### Data entries ###

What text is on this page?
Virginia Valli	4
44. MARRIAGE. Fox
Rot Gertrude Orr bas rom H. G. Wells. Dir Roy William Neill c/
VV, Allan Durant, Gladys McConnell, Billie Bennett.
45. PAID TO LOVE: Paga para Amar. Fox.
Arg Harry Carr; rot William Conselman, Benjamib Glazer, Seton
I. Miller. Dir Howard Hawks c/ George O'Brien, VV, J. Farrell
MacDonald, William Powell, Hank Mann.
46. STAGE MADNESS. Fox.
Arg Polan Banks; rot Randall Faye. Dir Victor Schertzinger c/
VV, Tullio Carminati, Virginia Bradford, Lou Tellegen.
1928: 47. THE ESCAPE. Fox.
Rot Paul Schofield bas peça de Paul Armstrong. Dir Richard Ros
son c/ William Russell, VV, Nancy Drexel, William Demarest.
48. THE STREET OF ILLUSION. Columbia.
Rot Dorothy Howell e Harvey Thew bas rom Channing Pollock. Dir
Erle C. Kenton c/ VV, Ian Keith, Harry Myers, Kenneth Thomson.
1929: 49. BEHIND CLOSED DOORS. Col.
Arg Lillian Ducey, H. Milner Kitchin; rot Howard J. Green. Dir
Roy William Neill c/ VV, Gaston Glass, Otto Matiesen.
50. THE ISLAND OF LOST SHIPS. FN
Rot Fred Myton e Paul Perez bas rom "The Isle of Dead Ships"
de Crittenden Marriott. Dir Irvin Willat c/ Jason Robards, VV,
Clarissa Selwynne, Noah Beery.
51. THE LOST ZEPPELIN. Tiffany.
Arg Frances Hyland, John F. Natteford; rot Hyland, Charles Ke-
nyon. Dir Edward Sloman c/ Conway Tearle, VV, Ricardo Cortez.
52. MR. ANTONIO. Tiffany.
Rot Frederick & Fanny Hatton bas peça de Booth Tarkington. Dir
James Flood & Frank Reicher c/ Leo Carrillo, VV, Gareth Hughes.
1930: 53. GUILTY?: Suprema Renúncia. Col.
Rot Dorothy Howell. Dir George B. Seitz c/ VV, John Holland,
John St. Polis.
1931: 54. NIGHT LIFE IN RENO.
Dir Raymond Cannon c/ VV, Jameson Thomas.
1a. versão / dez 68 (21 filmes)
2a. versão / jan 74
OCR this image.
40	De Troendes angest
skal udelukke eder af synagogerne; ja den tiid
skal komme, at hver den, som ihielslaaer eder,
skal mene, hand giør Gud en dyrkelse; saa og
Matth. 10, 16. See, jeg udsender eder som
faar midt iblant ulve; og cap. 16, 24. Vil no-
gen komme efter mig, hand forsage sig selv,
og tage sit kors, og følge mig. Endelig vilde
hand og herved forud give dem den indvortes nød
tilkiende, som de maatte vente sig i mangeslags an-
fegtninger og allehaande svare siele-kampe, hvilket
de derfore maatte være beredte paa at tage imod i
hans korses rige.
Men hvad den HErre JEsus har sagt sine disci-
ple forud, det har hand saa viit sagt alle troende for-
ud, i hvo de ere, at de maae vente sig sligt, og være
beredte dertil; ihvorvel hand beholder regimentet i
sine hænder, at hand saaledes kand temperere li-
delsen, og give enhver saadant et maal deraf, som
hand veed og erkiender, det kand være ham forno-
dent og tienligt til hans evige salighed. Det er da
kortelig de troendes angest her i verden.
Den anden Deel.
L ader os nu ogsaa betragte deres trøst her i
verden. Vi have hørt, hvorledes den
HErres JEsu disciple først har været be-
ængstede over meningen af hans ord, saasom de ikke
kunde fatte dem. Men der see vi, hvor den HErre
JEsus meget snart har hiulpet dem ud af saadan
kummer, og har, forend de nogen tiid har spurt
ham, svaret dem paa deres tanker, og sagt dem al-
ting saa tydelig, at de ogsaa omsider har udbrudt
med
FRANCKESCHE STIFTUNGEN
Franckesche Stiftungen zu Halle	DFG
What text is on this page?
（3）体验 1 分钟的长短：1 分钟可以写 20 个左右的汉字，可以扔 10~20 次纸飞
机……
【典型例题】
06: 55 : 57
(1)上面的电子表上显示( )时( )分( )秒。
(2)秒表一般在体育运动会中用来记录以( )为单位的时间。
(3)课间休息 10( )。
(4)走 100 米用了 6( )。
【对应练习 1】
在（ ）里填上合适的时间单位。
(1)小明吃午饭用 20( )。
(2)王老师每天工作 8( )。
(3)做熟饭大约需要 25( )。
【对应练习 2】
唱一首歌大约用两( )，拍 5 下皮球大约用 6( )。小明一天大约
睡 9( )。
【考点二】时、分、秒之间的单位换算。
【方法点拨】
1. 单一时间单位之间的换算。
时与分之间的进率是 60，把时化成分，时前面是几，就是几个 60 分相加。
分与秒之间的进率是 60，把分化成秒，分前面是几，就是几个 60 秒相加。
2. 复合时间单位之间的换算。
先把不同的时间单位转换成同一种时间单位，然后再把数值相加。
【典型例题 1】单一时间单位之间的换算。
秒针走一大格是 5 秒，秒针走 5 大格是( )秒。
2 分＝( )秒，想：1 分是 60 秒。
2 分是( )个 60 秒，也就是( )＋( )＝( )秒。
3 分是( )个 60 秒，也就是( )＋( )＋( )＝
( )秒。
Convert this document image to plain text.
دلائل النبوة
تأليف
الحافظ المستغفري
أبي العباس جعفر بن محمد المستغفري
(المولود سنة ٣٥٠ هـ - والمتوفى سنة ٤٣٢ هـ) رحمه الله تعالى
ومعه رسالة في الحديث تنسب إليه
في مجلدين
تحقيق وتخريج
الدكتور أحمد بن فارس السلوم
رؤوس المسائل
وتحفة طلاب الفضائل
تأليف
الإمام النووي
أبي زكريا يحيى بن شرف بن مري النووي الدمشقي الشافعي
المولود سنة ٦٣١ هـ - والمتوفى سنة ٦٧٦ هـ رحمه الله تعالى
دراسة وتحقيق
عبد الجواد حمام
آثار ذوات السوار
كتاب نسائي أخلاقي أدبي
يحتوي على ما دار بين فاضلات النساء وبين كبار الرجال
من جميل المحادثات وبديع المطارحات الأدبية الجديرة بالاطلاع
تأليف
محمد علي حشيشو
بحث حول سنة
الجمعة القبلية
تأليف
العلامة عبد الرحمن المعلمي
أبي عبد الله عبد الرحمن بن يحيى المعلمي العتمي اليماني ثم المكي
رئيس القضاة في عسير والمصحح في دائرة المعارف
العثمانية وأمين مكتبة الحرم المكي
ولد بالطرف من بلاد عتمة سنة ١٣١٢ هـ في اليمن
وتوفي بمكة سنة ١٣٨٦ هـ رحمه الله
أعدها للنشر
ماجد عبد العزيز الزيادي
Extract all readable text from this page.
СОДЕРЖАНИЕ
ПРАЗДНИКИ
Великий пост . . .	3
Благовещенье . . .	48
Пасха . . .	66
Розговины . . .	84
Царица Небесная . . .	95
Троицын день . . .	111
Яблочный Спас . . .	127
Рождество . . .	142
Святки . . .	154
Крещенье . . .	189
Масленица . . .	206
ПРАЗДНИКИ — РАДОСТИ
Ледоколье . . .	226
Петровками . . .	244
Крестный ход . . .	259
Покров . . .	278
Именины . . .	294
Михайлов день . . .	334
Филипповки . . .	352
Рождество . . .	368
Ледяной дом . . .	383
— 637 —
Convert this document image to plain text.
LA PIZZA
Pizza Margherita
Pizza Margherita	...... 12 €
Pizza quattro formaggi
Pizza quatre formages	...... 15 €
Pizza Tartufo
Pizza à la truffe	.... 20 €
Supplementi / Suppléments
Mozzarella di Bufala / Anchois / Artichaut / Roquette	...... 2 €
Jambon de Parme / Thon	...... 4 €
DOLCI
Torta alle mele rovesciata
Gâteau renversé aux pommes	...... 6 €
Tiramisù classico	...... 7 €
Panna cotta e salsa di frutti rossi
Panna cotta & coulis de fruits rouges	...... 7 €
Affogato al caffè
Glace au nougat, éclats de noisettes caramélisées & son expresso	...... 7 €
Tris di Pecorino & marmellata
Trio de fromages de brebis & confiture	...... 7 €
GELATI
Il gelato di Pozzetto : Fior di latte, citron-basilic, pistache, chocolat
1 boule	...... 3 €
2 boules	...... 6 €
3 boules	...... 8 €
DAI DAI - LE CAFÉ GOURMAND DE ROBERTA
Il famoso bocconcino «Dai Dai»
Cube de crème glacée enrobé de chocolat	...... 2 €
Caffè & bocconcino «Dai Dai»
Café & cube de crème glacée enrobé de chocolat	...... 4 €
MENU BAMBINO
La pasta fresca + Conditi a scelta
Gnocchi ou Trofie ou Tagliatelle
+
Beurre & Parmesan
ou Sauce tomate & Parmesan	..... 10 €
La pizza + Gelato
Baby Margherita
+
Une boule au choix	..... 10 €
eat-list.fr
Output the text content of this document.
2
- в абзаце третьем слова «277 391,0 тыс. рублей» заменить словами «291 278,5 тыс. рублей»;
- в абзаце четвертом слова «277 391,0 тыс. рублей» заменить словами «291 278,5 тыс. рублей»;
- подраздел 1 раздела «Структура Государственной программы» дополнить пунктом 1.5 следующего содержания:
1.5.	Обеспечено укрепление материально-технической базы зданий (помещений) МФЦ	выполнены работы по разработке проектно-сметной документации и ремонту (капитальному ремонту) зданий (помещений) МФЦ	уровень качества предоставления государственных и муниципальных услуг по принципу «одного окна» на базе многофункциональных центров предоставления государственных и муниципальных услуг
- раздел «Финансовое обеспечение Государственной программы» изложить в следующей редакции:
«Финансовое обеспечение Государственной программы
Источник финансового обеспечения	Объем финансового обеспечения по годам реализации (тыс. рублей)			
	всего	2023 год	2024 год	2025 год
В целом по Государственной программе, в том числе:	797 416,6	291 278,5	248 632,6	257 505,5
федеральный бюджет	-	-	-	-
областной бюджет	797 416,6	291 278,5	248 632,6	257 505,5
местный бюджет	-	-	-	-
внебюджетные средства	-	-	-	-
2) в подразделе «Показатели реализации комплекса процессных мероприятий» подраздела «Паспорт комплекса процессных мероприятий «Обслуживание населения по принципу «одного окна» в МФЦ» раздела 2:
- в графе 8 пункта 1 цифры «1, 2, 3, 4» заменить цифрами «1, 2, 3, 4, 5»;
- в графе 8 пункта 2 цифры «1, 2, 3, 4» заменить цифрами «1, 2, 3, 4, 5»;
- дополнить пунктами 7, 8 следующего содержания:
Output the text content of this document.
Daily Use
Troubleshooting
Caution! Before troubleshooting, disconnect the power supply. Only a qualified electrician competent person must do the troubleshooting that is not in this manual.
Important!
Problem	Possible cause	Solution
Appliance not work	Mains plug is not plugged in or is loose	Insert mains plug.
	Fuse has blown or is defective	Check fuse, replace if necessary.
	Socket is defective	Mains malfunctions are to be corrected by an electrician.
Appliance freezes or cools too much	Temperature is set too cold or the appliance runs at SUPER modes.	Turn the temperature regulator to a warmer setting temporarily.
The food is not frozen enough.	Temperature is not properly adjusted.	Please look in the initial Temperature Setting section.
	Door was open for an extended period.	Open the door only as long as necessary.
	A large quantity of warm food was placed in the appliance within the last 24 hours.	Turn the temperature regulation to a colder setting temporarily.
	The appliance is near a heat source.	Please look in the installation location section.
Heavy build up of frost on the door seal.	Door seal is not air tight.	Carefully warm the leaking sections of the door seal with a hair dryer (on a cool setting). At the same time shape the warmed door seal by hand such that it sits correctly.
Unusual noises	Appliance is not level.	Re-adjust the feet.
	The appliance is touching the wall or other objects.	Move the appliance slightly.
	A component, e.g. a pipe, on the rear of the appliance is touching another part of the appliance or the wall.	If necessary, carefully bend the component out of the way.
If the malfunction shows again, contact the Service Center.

###

* **Direction**
Using the listing, copy every line where the word "vente" shows up.

* **Reply to the exercise**
tilkiende, som de maatte vente sig i mangeslags an-
ud, i hvo de ere, at de maae vente sig sligt, og være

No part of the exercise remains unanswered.